- Task details: Tell how many lines contain the word "legend". Reply with the number only.

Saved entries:
^^^^^^^^

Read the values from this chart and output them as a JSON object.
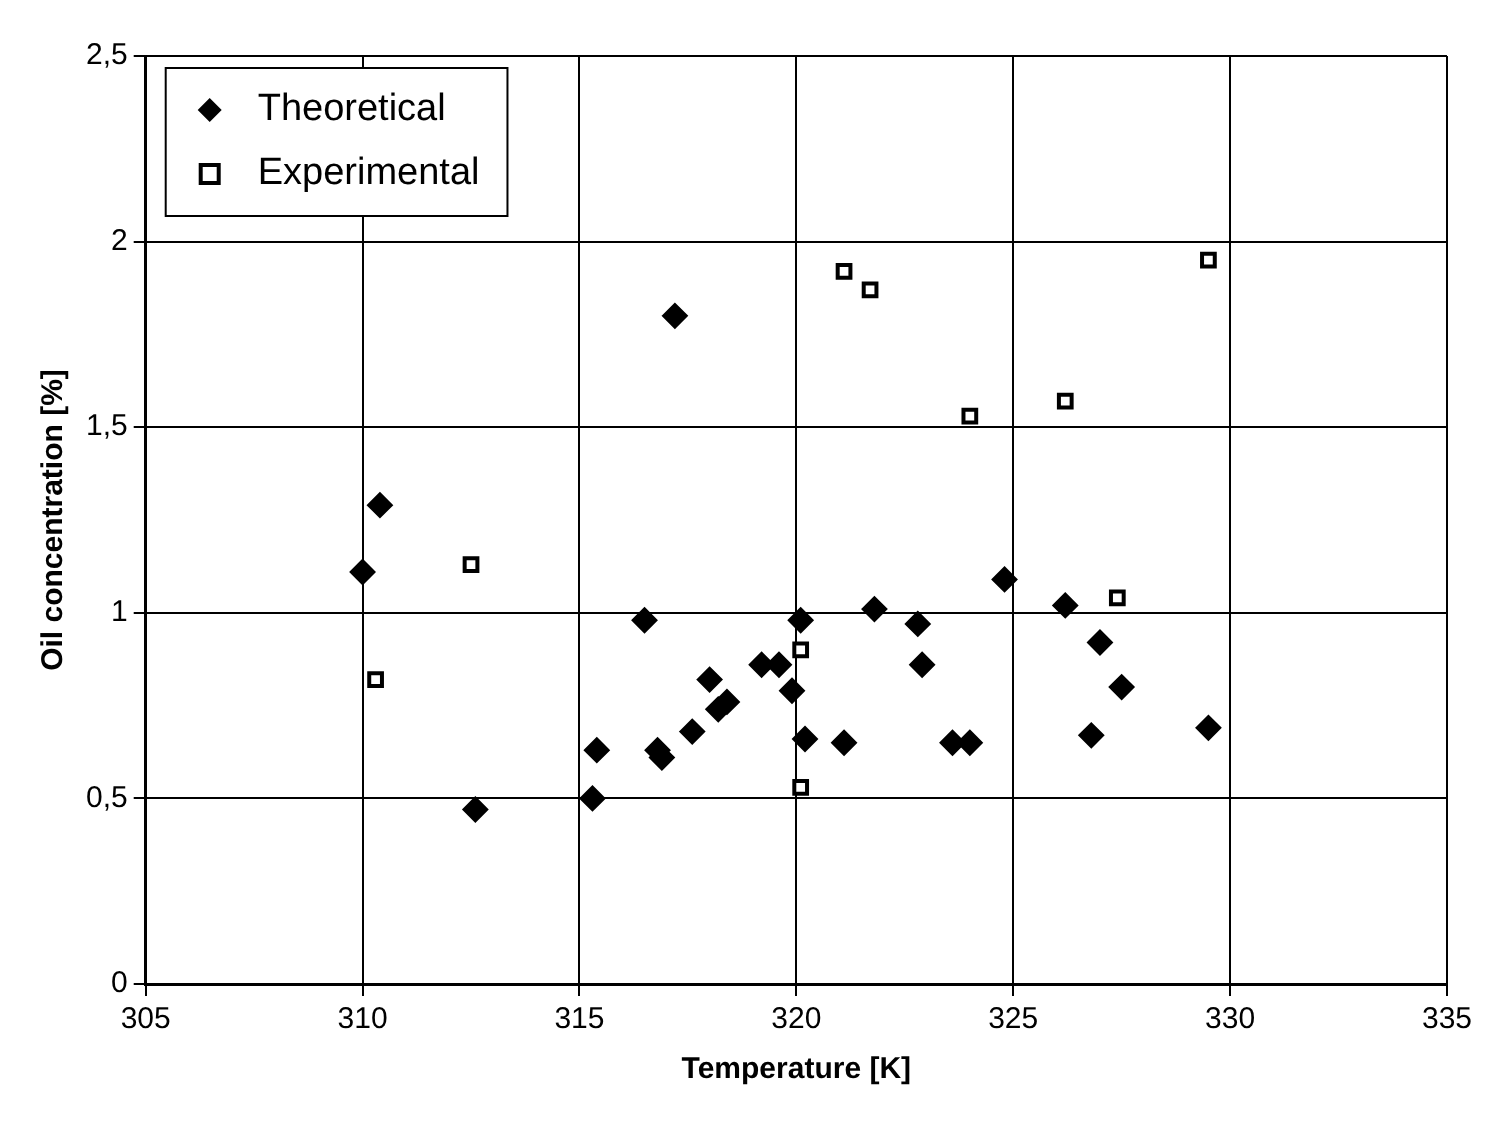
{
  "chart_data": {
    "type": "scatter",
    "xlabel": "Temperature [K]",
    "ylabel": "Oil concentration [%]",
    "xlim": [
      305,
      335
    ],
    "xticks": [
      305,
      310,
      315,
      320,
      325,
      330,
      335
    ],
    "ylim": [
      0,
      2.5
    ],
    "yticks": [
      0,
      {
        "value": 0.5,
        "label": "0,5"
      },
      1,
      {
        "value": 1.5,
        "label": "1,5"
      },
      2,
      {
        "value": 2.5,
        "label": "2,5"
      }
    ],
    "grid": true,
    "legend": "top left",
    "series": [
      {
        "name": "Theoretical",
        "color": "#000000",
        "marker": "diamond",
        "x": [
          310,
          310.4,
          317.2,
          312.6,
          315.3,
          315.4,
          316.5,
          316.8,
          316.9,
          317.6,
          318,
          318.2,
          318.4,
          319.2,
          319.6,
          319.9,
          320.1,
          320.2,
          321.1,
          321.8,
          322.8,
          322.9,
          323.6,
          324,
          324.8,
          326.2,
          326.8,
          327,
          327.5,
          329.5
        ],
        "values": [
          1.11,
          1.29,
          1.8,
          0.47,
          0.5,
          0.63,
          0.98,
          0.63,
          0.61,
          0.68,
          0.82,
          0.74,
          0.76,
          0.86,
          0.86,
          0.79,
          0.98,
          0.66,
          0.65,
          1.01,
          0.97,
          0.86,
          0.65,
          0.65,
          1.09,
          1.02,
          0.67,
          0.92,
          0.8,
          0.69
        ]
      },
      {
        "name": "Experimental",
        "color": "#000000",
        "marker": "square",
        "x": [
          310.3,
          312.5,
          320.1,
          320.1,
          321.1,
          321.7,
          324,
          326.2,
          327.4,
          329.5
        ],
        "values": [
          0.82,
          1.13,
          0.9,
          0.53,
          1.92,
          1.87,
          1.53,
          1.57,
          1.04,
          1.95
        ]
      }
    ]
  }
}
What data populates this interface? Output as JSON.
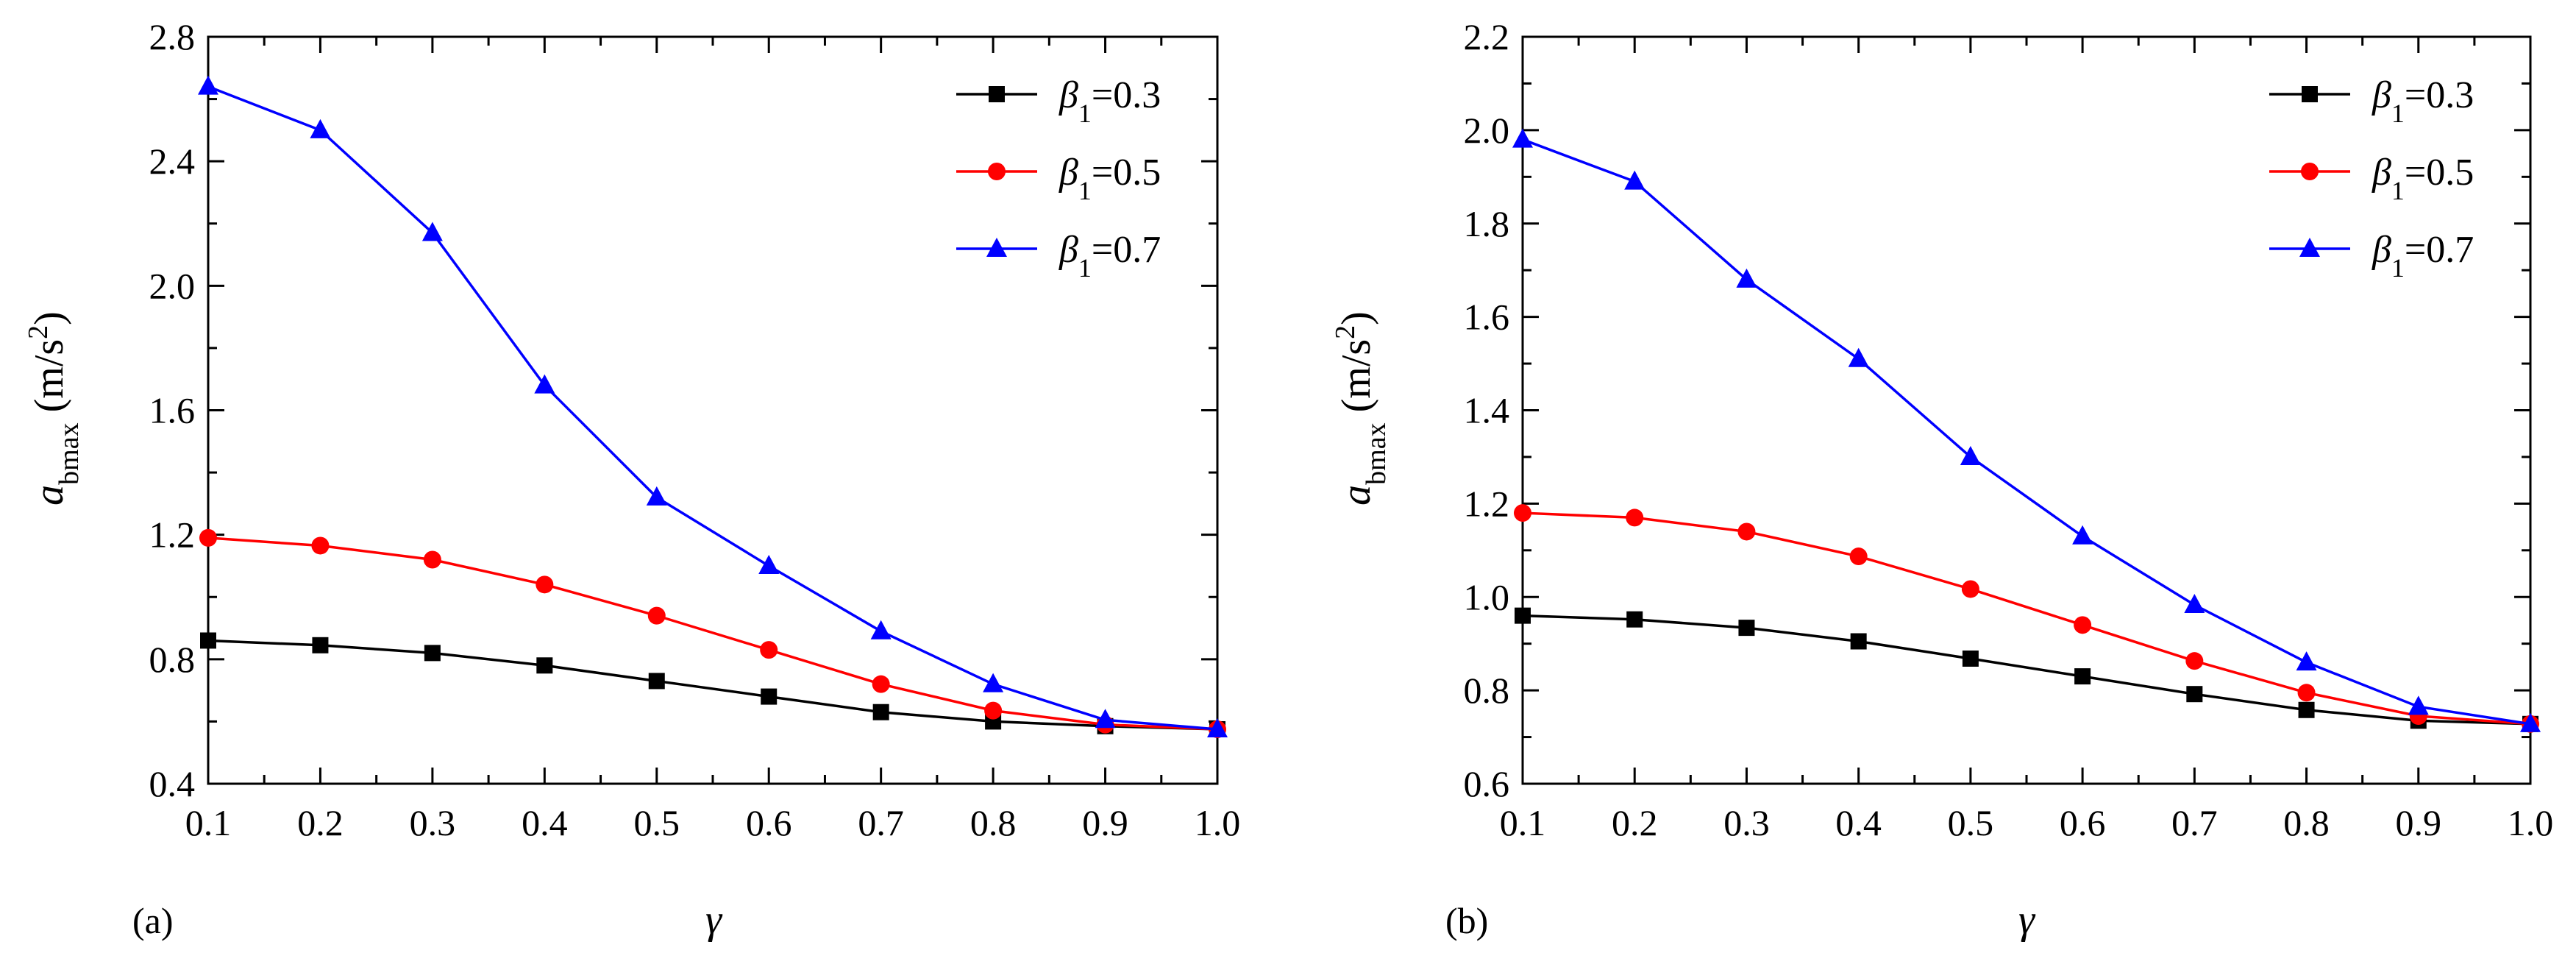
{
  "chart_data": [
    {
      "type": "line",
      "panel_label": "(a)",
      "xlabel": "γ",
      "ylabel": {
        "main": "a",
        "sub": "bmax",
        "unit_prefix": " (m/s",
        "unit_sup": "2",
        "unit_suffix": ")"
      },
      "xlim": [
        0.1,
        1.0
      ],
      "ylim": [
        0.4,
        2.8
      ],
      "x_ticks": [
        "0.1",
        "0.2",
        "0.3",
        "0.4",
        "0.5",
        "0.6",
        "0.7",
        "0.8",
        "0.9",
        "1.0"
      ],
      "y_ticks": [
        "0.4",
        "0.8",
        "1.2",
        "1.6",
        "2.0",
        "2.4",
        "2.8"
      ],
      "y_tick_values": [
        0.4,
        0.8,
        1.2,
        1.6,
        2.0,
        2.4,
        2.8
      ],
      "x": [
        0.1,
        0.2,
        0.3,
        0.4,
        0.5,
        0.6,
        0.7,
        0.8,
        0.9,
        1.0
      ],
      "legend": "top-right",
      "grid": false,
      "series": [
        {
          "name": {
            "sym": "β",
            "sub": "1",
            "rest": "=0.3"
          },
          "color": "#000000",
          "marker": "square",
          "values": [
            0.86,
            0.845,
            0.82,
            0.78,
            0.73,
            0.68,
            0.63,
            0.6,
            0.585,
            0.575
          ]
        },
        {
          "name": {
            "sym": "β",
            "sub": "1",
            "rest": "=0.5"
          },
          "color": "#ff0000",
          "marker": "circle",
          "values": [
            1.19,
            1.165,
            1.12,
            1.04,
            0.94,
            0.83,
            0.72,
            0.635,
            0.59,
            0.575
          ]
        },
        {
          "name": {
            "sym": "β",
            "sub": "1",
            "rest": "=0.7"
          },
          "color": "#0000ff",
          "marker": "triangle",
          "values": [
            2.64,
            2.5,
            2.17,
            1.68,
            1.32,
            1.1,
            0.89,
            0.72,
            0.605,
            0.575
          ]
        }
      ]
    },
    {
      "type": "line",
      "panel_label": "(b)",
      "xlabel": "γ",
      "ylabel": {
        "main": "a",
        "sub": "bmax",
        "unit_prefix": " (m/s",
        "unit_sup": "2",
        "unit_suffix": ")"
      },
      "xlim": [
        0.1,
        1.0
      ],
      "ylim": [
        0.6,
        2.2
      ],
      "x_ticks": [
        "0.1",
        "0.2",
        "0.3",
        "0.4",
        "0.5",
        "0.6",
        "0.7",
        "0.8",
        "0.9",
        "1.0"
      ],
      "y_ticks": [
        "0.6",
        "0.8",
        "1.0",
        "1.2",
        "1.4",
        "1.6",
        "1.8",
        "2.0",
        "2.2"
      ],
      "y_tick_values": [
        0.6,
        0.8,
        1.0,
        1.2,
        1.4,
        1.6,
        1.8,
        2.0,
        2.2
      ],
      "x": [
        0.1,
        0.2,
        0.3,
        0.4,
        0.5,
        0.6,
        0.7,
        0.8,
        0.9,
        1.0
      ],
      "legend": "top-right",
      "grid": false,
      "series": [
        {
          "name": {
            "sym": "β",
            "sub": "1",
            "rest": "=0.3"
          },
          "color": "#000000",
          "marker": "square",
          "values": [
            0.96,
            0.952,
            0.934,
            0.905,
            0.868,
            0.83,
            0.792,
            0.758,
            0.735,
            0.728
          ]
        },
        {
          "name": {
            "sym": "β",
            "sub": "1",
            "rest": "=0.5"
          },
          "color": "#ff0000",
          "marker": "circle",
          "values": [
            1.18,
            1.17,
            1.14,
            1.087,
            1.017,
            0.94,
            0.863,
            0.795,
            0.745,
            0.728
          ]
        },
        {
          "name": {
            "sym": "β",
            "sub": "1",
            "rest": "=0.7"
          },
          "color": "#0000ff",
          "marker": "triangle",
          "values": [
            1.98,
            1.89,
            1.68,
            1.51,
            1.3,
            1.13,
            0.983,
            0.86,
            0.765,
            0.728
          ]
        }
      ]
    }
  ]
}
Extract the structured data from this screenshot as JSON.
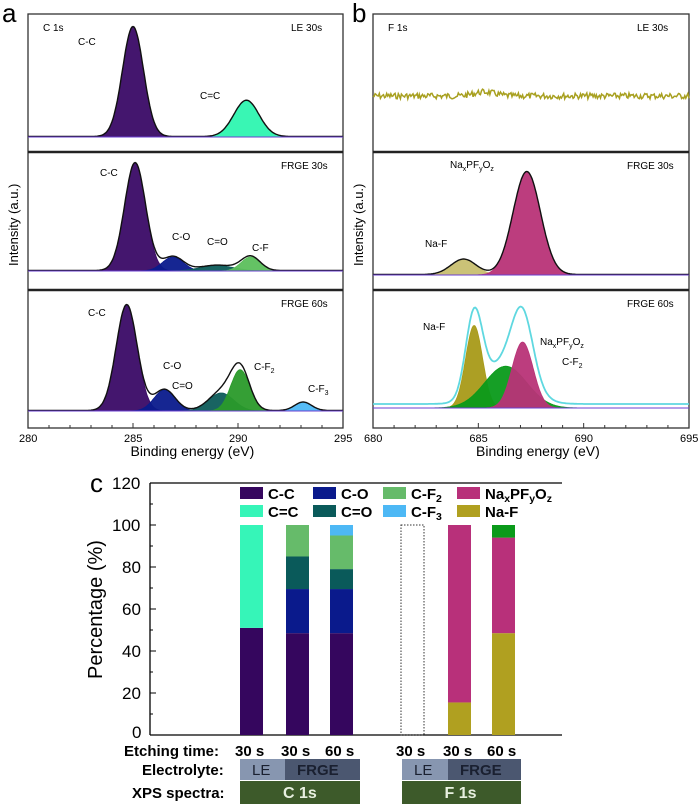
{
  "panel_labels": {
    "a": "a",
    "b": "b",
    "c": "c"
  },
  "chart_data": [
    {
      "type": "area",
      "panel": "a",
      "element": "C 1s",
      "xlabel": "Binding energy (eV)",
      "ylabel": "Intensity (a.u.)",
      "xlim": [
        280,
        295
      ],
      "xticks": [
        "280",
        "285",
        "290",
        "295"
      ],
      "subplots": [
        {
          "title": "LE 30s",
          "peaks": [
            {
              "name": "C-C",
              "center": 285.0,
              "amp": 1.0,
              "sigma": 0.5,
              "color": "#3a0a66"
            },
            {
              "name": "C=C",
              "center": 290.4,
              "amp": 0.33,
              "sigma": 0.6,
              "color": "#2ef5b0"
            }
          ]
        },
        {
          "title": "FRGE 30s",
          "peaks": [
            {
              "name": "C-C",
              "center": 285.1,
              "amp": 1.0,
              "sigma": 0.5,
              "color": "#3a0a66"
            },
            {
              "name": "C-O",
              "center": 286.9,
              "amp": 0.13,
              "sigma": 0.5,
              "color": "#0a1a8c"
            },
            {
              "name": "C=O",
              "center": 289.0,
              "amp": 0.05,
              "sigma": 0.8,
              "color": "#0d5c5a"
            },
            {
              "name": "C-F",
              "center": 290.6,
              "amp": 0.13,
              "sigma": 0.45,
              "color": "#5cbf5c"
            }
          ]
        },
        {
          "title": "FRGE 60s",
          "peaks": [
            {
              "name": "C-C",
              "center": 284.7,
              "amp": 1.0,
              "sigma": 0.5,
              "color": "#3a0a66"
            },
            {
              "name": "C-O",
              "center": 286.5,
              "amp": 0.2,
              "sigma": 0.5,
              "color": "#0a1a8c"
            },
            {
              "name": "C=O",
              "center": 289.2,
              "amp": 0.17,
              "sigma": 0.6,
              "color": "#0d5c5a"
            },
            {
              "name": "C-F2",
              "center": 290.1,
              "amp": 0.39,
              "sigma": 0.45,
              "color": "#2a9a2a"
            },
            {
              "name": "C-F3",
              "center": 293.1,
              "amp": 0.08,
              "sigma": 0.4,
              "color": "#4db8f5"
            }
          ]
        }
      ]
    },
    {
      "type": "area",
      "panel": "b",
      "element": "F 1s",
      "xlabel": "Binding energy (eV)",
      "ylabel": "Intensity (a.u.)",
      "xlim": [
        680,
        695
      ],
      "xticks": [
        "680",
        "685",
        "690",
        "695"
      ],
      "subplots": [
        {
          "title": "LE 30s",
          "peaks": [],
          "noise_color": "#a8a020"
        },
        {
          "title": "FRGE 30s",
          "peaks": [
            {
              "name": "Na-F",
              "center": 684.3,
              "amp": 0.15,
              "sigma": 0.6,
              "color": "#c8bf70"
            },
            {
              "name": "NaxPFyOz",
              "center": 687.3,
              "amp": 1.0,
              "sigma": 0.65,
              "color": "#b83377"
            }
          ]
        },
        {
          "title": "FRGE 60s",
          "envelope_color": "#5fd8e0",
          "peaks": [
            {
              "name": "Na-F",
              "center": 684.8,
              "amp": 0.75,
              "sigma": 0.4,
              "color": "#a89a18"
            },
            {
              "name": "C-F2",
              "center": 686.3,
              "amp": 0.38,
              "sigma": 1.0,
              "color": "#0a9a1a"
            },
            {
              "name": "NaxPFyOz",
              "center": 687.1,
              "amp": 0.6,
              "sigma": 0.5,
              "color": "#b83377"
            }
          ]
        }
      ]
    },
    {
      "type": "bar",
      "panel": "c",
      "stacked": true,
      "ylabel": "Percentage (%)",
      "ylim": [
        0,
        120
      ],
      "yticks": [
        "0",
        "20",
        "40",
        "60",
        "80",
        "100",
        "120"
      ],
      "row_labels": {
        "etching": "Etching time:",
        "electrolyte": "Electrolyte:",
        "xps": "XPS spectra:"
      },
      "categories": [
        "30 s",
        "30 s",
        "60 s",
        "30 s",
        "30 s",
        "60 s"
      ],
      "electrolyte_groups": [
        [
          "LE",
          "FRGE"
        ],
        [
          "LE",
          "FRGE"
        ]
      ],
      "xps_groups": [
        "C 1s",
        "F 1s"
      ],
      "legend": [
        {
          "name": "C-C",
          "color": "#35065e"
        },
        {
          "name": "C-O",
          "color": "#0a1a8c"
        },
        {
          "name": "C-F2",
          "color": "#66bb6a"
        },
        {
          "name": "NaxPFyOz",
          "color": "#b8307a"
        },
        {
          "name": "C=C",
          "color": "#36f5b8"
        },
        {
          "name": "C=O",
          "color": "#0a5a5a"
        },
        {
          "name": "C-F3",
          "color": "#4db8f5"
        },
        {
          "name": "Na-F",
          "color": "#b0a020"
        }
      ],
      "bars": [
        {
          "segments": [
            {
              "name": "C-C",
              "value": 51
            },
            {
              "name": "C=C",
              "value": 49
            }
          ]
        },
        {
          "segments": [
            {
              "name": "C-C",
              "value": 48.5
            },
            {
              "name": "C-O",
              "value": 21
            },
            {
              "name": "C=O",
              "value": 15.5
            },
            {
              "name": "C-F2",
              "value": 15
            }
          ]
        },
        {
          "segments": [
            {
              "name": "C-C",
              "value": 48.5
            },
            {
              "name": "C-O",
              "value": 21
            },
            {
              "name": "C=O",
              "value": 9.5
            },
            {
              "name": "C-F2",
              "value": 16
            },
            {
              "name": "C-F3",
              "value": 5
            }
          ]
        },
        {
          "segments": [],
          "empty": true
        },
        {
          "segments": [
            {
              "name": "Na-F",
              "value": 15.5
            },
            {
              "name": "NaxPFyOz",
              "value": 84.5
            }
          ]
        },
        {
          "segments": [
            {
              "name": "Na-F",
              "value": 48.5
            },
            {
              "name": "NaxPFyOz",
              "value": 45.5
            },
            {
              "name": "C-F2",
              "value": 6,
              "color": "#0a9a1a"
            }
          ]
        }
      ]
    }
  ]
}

^^^^^^^^

- The solution: 4